Dataset excerpt
┄┄┄┄┄┄
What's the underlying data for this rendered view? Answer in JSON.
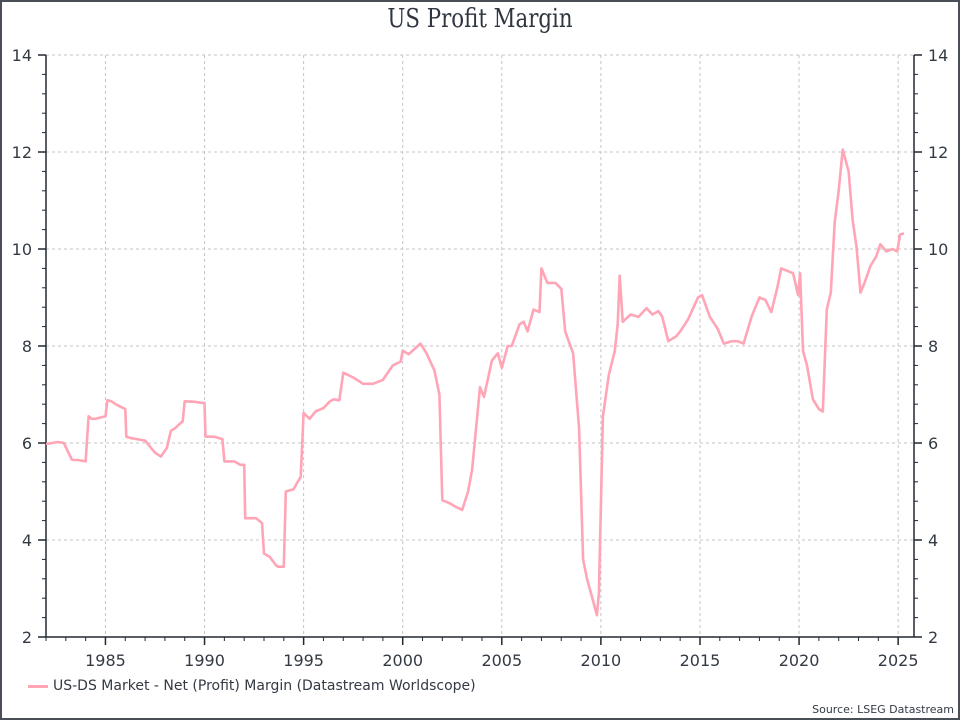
{
  "chart_data": {
    "type": "line",
    "title": "US Profit Margin",
    "xlabel": "",
    "ylabel": "",
    "xlim": [
      1982.0,
      2025.8
    ],
    "ylim": [
      2,
      14
    ],
    "x_ticks": [
      1985,
      1990,
      1995,
      2000,
      2005,
      2010,
      2015,
      2020,
      2025
    ],
    "y_ticks": [
      2,
      4,
      6,
      8,
      10,
      12,
      14
    ],
    "y_ticks_right": [
      2,
      4,
      6,
      8,
      10,
      12,
      14
    ],
    "grid": true,
    "legend_position": "bottom-left",
    "series": [
      {
        "name": "US-DS Market - Net (Profit) Margin (Datastream Worldscope)",
        "color": "#ffa5b6",
        "x": [
          1982.0,
          1982.6,
          1982.9,
          1983.3,
          1983.4,
          1983.6,
          1984.0,
          1984.15,
          1984.3,
          1984.5,
          1985.0,
          1985.1,
          1985.3,
          1985.6,
          1986.0,
          1986.05,
          1986.3,
          1987.0,
          1987.3,
          1987.5,
          1987.8,
          1988.1,
          1988.3,
          1988.5,
          1988.9,
          1989.0,
          1989.5,
          1990.0,
          1990.05,
          1990.5,
          1990.9,
          1991.0,
          1991.5,
          1991.8,
          1992.0,
          1992.05,
          1992.6,
          1992.9,
          1993.0,
          1993.3,
          1993.6,
          1993.7,
          1994.0,
          1994.1,
          1994.5,
          1994.7,
          1994.85,
          1995.0,
          1995.3,
          1995.6,
          1996.0,
          1996.3,
          1996.5,
          1996.8,
          1997.0,
          1997.5,
          1998.0,
          1998.5,
          1999.0,
          1999.5,
          1999.9,
          2000.0,
          2000.3,
          2000.9,
          2001.2,
          2001.6,
          2001.85,
          2002.0,
          2002.4,
          2002.6,
          2003.0,
          2003.3,
          2003.5,
          2003.9,
          2004.1,
          2004.5,
          2004.8,
          2005.0,
          2005.3,
          2005.5,
          2005.9,
          2006.1,
          2006.3,
          2006.6,
          2006.9,
          2007.0,
          2007.3,
          2007.7,
          2008.0,
          2008.2,
          2008.6,
          2008.9,
          2009.1,
          2009.3,
          2009.6,
          2009.8,
          2009.9,
          2010.1,
          2010.4,
          2010.7,
          2010.85,
          2010.95,
          2011.1,
          2011.5,
          2011.9,
          2012.3,
          2012.6,
          2012.9,
          2013.1,
          2013.4,
          2013.8,
          2014.0,
          2014.4,
          2014.9,
          2015.1,
          2015.5,
          2015.9,
          2016.2,
          2016.6,
          2016.9,
          2017.2,
          2017.6,
          2018.0,
          2018.3,
          2018.6,
          2018.9,
          2019.1,
          2019.4,
          2019.7,
          2019.95,
          2020.05,
          2020.2,
          2020.4,
          2020.7,
          2021.0,
          2021.2,
          2021.4,
          2021.6,
          2021.8,
          2022.0,
          2022.2,
          2022.5,
          2022.7,
          2022.9,
          2023.1,
          2023.3,
          2023.6,
          2023.9,
          2024.1,
          2024.4,
          2024.7,
          2024.95,
          2025.1,
          2025.3
        ],
        "y": [
          5.98,
          6.02,
          6.0,
          5.66,
          5.65,
          5.65,
          5.62,
          6.55,
          6.5,
          6.5,
          6.55,
          6.88,
          6.86,
          6.78,
          6.7,
          6.13,
          6.1,
          6.05,
          5.9,
          5.8,
          5.72,
          5.9,
          6.25,
          6.3,
          6.45,
          6.86,
          6.85,
          6.82,
          6.13,
          6.13,
          6.08,
          5.62,
          5.62,
          5.55,
          5.55,
          4.45,
          4.45,
          4.35,
          3.72,
          3.65,
          3.48,
          3.45,
          3.45,
          5.0,
          5.05,
          5.2,
          5.3,
          6.62,
          6.5,
          6.65,
          6.72,
          6.85,
          6.9,
          6.88,
          7.45,
          7.35,
          7.22,
          7.22,
          7.3,
          7.6,
          7.68,
          7.9,
          7.83,
          8.05,
          7.85,
          7.5,
          7.0,
          4.82,
          4.75,
          4.7,
          4.62,
          5.0,
          5.45,
          7.15,
          6.95,
          7.7,
          7.85,
          7.55,
          8.0,
          8.0,
          8.45,
          8.5,
          8.3,
          8.75,
          8.7,
          9.6,
          9.3,
          9.3,
          9.18,
          8.3,
          7.85,
          6.3,
          3.6,
          3.2,
          2.75,
          2.45,
          2.9,
          6.55,
          7.4,
          7.9,
          8.45,
          9.45,
          8.5,
          8.65,
          8.6,
          8.78,
          8.65,
          8.72,
          8.6,
          8.1,
          8.2,
          8.3,
          8.55,
          9.0,
          9.05,
          8.6,
          8.35,
          8.05,
          8.1,
          8.1,
          8.05,
          8.6,
          9.0,
          8.95,
          8.7,
          9.2,
          9.6,
          9.55,
          9.5,
          9.05,
          9.5,
          7.9,
          7.6,
          6.9,
          6.7,
          6.65,
          8.75,
          9.1,
          10.55,
          11.2,
          12.05,
          11.6,
          10.6,
          10.05,
          9.1,
          9.3,
          9.65,
          9.85,
          10.1,
          9.95,
          10.0,
          9.95,
          10.3,
          10.32
        ]
      }
    ],
    "source": "Source: LSEG Datastream"
  }
}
┄┄┄┄┄┄
**The exercise:** Gather and return every line that holds the string "Datastream".

**Response to this task:**
        "name": "US-DS Market - Net (Profit) Margin (Datastream Worldscope)",
    "source": "Source: LSEG Datastream"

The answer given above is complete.